Request
Reproduce the listing below without changes, except that pictures are left out.

Supplied data
--*--
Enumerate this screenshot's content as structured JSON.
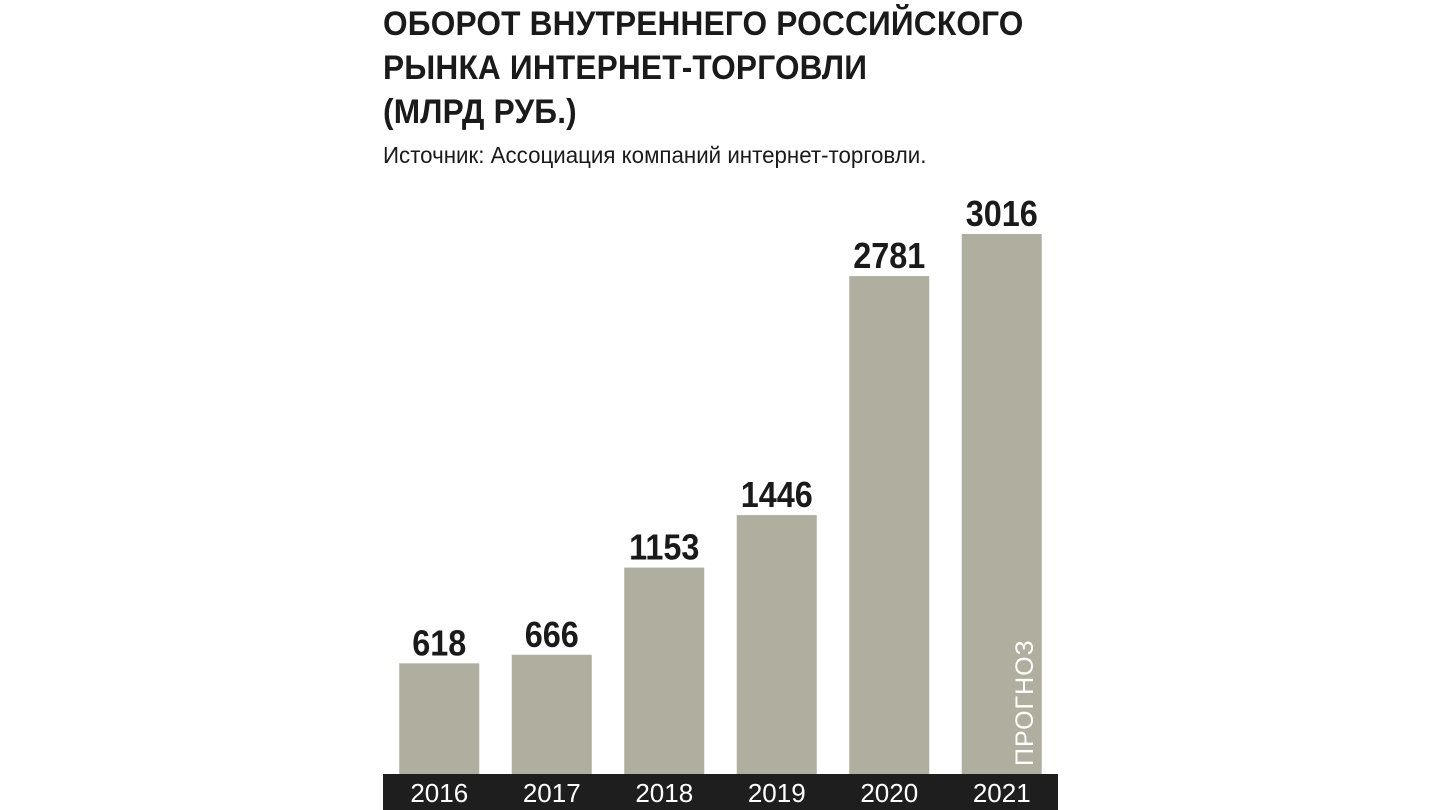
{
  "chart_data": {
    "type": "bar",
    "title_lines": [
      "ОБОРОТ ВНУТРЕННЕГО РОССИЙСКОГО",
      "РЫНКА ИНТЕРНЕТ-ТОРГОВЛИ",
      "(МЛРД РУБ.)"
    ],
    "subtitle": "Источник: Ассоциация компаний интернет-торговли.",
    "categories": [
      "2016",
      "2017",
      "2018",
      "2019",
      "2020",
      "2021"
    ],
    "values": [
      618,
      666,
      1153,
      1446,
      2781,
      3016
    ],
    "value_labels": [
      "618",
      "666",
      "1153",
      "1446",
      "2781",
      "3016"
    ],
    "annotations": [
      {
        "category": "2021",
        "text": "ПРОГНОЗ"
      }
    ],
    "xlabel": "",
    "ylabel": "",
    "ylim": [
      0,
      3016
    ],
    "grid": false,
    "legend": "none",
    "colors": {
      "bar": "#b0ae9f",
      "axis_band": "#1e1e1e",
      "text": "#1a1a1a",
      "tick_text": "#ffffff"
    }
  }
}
--*--
Response for this exercise
Enumerate this screenshot's content as structured JSON.
{
  "chart_data": {
    "type": "bar",
    "title_lines": [
      "ОБОРОТ ВНУТРЕННЕГО РОССИЙСКОГО",
      "РЫНКА ИНТЕРНЕТ-ТОРГОВЛИ",
      "(МЛРД РУБ.)"
    ],
    "subtitle": "Источник: Ассоциация компаний интернет-торговли.",
    "categories": [
      "2016",
      "2017",
      "2018",
      "2019",
      "2020",
      "2021"
    ],
    "values": [
      618,
      666,
      1153,
      1446,
      2781,
      3016
    ],
    "value_labels": [
      "618",
      "666",
      "1153",
      "1446",
      "2781",
      "3016"
    ],
    "annotations": [
      {
        "category": "2021",
        "text": "ПРОГНОЗ"
      }
    ],
    "xlabel": "",
    "ylabel": "",
    "ylim": [
      0,
      3016
    ],
    "grid": false,
    "legend": "none",
    "colors": {
      "bar": "#b0ae9f",
      "axis_band": "#1e1e1e",
      "text": "#1a1a1a",
      "tick_text": "#ffffff"
    }
  }
}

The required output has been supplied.